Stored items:
Begin

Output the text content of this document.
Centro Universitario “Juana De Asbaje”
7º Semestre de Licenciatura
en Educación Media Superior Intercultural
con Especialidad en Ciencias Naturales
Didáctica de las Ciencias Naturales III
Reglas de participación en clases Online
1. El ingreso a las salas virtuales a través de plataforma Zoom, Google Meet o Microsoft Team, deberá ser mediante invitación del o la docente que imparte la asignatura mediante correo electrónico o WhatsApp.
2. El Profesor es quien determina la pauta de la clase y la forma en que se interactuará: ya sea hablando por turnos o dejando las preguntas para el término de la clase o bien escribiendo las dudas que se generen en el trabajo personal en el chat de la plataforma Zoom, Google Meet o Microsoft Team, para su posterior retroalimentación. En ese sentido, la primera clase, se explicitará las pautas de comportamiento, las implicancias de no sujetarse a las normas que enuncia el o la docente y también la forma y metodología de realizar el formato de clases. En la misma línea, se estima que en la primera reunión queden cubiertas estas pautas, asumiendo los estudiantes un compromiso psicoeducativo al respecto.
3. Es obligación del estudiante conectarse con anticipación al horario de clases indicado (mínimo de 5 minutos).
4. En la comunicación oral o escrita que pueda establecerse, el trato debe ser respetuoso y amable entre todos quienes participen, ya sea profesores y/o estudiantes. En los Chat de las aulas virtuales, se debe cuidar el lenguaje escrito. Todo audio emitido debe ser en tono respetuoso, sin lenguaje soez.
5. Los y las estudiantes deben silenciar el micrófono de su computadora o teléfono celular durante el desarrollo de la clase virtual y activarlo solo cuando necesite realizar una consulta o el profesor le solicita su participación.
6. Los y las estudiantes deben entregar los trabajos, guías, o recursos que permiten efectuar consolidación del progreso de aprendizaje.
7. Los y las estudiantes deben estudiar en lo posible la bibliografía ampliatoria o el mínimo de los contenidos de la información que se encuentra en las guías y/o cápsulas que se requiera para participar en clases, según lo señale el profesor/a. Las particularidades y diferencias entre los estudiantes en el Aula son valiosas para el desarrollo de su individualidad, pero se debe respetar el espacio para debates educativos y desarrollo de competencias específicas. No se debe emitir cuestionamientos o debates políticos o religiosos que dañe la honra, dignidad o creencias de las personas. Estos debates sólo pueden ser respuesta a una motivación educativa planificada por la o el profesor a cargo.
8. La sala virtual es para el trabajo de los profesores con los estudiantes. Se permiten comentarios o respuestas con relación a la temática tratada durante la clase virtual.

End

_Written problem_:
Show every line from the entries above in which "docente" appears.

_Task solution_:
1. El ingreso a las salas virtuales a través de plataforma Zoom, Google Meet o Microsoft Team, deberá ser mediante invitación del o la docente que imparte la asignatura mediante correo electrónico o WhatsApp.
2. El Profesor es quien determina la pauta de la clase y la forma en que se interactuará: ya sea hablando por turnos o dejando las preguntas para el término de la clase o bien escribiendo las dudas que se generen en el trabajo personal en el chat de la plataforma Zoom, Google Meet o Microsoft Team, para su posterior retroalimentación. En ese sentido, la primera clase, se explicitará las pautas de comportamiento, las implicancias de no sujetarse a las normas que enuncia el o la docente y también la forma y metodología de realizar el formato de clases. En la misma línea, se estima que en la primera reunión queden cubiertas estas pautas, asumiendo los estudiantes un compromiso psicoeducativo al respecto.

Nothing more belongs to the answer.